EXERCISE BRIEF: Verbatim output of all the material below is required.

RECORD EXTRACTS:
□ □ □
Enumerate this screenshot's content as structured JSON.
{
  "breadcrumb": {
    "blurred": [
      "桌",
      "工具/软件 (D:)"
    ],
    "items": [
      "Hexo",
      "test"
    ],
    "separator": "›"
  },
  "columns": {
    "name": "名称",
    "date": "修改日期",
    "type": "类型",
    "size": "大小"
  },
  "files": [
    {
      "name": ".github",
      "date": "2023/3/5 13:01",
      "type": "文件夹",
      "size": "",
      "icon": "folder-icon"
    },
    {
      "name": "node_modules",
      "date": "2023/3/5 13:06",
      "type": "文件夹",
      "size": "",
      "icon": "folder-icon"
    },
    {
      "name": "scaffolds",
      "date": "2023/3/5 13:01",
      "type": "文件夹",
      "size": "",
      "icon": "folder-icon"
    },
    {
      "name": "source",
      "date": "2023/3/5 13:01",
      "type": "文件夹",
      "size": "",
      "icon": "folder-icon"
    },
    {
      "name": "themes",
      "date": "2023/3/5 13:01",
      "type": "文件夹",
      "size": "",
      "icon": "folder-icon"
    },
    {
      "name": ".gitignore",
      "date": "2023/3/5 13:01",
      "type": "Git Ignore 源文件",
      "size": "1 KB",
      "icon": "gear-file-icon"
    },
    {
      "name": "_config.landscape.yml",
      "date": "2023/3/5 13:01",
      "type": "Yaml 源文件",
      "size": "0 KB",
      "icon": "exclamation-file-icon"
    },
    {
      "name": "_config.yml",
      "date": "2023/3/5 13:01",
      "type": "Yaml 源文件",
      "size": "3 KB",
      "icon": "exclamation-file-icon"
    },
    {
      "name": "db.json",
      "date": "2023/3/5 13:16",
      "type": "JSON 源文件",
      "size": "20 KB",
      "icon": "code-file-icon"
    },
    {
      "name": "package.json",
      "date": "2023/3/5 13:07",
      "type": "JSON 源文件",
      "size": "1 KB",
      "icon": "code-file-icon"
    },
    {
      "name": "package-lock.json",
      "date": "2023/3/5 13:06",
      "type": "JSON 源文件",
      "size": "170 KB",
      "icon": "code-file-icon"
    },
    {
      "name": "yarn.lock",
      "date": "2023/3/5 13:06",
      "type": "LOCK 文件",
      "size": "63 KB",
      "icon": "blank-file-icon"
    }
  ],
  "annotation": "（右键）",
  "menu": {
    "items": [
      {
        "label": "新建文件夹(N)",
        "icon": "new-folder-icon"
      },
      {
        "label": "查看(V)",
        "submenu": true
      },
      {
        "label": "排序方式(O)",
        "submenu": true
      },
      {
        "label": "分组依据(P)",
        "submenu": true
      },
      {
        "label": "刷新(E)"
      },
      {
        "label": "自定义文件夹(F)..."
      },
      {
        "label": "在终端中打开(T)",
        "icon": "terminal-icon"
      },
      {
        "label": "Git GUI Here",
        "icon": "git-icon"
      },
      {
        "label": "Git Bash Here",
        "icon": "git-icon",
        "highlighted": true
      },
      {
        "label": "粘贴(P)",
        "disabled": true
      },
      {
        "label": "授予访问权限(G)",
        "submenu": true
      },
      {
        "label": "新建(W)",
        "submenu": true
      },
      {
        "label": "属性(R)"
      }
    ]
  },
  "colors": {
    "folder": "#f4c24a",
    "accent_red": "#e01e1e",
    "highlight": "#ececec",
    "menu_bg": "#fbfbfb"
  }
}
□ □ □
EXERCISE ANSWER:
Enumerate this screenshot's content as structured JSON.
{
  "breadcrumb": {
    "blurred": [
      "桌",
      "工具/软件 (D:)"
    ],
    "items": [
      "Hexo",
      "test"
    ],
    "separator": "›"
  },
  "columns": {
    "name": "名称",
    "date": "修改日期",
    "type": "类型",
    "size": "大小"
  },
  "files": [
    {
      "name": ".github",
      "date": "2023/3/5 13:01",
      "type": "文件夹",
      "size": "",
      "icon": "folder-icon"
    },
    {
      "name": "node_modules",
      "date": "2023/3/5 13:06",
      "type": "文件夹",
      "size": "",
      "icon": "folder-icon"
    },
    {
      "name": "scaffolds",
      "date": "2023/3/5 13:01",
      "type": "文件夹",
      "size": "",
      "icon": "folder-icon"
    },
    {
      "name": "source",
      "date": "2023/3/5 13:01",
      "type": "文件夹",
      "size": "",
      "icon": "folder-icon"
    },
    {
      "name": "themes",
      "date": "2023/3/5 13:01",
      "type": "文件夹",
      "size": "",
      "icon": "folder-icon"
    },
    {
      "name": ".gitignore",
      "date": "2023/3/5 13:01",
      "type": "Git Ignore 源文件",
      "size": "1 KB",
      "icon": "gear-file-icon"
    },
    {
      "name": "_config.landscape.yml",
      "date": "2023/3/5 13:01",
      "type": "Yaml 源文件",
      "size": "0 KB",
      "icon": "exclamation-file-icon"
    },
    {
      "name": "_config.yml",
      "date": "2023/3/5 13:01",
      "type": "Yaml 源文件",
      "size": "3 KB",
      "icon": "exclamation-file-icon"
    },
    {
      "name": "db.json",
      "date": "2023/3/5 13:16",
      "type": "JSON 源文件",
      "size": "20 KB",
      "icon": "code-file-icon"
    },
    {
      "name": "package.json",
      "date": "2023/3/5 13:07",
      "type": "JSON 源文件",
      "size": "1 KB",
      "icon": "code-file-icon"
    },
    {
      "name": "package-lock.json",
      "date": "2023/3/5 13:06",
      "type": "JSON 源文件",
      "size": "170 KB",
      "icon": "code-file-icon"
    },
    {
      "name": "yarn.lock",
      "date": "2023/3/5 13:06",
      "type": "LOCK 文件",
      "size": "63 KB",
      "icon": "blank-file-icon"
    }
  ],
  "annotation": "（右键）",
  "menu": {
    "items": [
      {
        "label": "新建文件夹(N)",
        "icon": "new-folder-icon"
      },
      {
        "label": "查看(V)",
        "submenu": true
      },
      {
        "label": "排序方式(O)",
        "submenu": true
      },
      {
        "label": "分组依据(P)",
        "submenu": true
      },
      {
        "label": "刷新(E)"
      },
      {
        "label": "自定义文件夹(F)..."
      },
      {
        "label": "在终端中打开(T)",
        "icon": "terminal-icon"
      },
      {
        "label": "Git GUI Here",
        "icon": "git-icon"
      },
      {
        "label": "Git Bash Here",
        "icon": "git-icon",
        "highlighted": true
      },
      {
        "label": "粘贴(P)",
        "disabled": true
      },
      {
        "label": "授予访问权限(G)",
        "submenu": true
      },
      {
        "label": "新建(W)",
        "submenu": true
      },
      {
        "label": "属性(R)"
      }
    ]
  },
  "colors": {
    "folder": "#f4c24a",
    "accent_red": "#e01e1e",
    "highlight": "#ececec",
    "menu_bg": "#fbfbfb"
  }
}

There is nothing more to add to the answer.